> [Records for the task]:
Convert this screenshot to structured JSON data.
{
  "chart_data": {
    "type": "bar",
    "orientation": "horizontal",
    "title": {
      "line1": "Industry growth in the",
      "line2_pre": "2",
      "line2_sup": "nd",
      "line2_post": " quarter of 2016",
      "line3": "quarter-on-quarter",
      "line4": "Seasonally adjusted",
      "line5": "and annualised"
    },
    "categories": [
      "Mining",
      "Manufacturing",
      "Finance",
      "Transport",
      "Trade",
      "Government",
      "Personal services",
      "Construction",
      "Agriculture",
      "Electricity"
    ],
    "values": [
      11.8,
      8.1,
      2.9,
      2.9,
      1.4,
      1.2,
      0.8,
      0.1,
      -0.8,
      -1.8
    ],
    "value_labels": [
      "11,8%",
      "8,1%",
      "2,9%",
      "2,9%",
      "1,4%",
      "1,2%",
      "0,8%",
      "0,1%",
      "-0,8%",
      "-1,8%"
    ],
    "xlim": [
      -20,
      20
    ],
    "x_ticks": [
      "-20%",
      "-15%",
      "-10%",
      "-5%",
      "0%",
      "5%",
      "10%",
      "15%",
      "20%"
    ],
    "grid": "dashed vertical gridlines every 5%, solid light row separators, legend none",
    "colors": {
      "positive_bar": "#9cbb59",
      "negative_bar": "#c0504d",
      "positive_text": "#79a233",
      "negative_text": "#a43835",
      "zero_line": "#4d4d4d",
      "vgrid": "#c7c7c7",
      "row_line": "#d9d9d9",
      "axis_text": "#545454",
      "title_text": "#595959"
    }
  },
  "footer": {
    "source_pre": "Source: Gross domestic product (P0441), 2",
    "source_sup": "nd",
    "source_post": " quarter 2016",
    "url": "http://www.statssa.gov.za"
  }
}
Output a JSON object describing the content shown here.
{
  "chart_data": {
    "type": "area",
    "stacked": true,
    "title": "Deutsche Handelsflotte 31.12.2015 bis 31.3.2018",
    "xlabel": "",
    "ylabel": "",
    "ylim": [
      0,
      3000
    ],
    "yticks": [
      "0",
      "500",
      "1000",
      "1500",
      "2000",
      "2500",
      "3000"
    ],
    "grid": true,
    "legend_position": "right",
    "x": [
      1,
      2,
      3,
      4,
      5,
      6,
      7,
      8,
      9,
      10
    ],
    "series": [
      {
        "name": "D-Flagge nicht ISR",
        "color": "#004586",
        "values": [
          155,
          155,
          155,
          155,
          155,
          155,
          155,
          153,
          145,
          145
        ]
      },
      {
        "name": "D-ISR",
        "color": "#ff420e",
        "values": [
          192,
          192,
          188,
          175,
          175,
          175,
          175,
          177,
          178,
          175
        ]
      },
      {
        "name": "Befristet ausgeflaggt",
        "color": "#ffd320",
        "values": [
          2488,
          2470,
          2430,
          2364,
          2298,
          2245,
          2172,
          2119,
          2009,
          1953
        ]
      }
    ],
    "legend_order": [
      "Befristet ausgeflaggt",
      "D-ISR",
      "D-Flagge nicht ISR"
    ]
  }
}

> [Prompt]: Every line from the one containing "Output a JSON" through the last line must be copied exactly; leave out the rest.

> [Solution to this task]:
Output a JSON object describing the content shown here.
{
  "chart_data": {
    "type": "area",
    "stacked": true,
    "title": "Deutsche Handelsflotte 31.12.2015 bis 31.3.2018",
    "xlabel": "",
    "ylabel": "",
    "ylim": [
      0,
      3000
    ],
    "yticks": [
      "0",
      "500",
      "1000",
      "1500",
      "2000",
      "2500",
      "3000"
    ],
    "grid": true,
    "legend_position": "right",
    "x": [
      1,
      2,
      3,
      4,
      5,
      6,
      7,
      8,
      9,
      10
    ],
    "series": [
      {
        "name": "D-Flagge nicht ISR",
        "color": "#004586",
        "values": [
          155,
          155,
          155,
          155,
          155,
          155,
          155,
          153,
          145,
          145
        ]
      },
      {
        "name": "D-ISR",
        "color": "#ff420e",
        "values": [
          192,
          192,
          188,
          175,
          175,
          175,
          175,
          177,
          178,
          175
        ]
      },
      {
        "name": "Befristet ausgeflaggt",
        "color": "#ffd320",
        "values": [
          2488,
          2470,
          2430,
          2364,
          2298,
          2245,
          2172,
          2119,
          2009,
          1953
        ]
      }
    ],
    "legend_order": [
      "Befristet ausgeflaggt",
      "D-ISR",
      "D-Flagge nicht ISR"
    ]
  }
}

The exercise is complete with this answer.